Copy the data exactly as it appears, and do not include any pictures.

INPUT:
————————
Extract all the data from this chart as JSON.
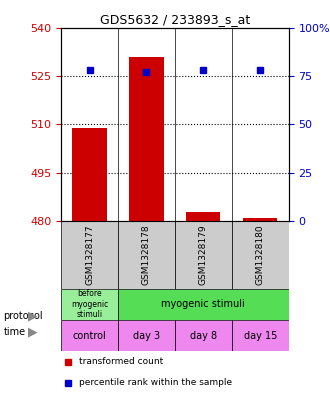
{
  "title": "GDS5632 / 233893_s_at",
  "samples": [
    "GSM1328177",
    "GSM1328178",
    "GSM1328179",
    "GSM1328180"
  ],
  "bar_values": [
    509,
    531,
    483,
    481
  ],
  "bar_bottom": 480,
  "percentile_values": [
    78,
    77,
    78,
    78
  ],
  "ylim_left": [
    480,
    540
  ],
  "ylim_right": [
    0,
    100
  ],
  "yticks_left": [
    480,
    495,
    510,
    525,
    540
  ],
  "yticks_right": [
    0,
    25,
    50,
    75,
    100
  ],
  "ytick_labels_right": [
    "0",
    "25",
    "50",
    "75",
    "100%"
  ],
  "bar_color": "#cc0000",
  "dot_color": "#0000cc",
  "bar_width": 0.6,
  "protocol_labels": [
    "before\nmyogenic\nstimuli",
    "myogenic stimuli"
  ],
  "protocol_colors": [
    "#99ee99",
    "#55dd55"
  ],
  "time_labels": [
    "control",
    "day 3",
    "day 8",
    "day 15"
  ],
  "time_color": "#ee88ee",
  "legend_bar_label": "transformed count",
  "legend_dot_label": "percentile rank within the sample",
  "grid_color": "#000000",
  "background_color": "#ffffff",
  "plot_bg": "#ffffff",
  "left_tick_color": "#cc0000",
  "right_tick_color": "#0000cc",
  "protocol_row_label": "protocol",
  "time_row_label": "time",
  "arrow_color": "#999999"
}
————————
SOLUTION BELOW:
Extract all the data from this chart as JSON.
{
  "title": "GDS5632 / 233893_s_at",
  "samples": [
    "GSM1328177",
    "GSM1328178",
    "GSM1328179",
    "GSM1328180"
  ],
  "bar_values": [
    509,
    531,
    483,
    481
  ],
  "bar_bottom": 480,
  "percentile_values": [
    78,
    77,
    78,
    78
  ],
  "ylim_left": [
    480,
    540
  ],
  "ylim_right": [
    0,
    100
  ],
  "yticks_left": [
    480,
    495,
    510,
    525,
    540
  ],
  "yticks_right": [
    0,
    25,
    50,
    75,
    100
  ],
  "ytick_labels_right": [
    "0",
    "25",
    "50",
    "75",
    "100%"
  ],
  "bar_color": "#cc0000",
  "dot_color": "#0000cc",
  "bar_width": 0.6,
  "protocol_labels": [
    "before\nmyogenic\nstimuli",
    "myogenic stimuli"
  ],
  "protocol_colors": [
    "#99ee99",
    "#55dd55"
  ],
  "time_labels": [
    "control",
    "day 3",
    "day 8",
    "day 15"
  ],
  "time_color": "#ee88ee",
  "legend_bar_label": "transformed count",
  "legend_dot_label": "percentile rank within the sample",
  "grid_color": "#000000",
  "background_color": "#ffffff",
  "plot_bg": "#ffffff",
  "left_tick_color": "#cc0000",
  "right_tick_color": "#0000cc",
  "protocol_row_label": "protocol",
  "time_row_label": "time",
  "arrow_color": "#999999"
}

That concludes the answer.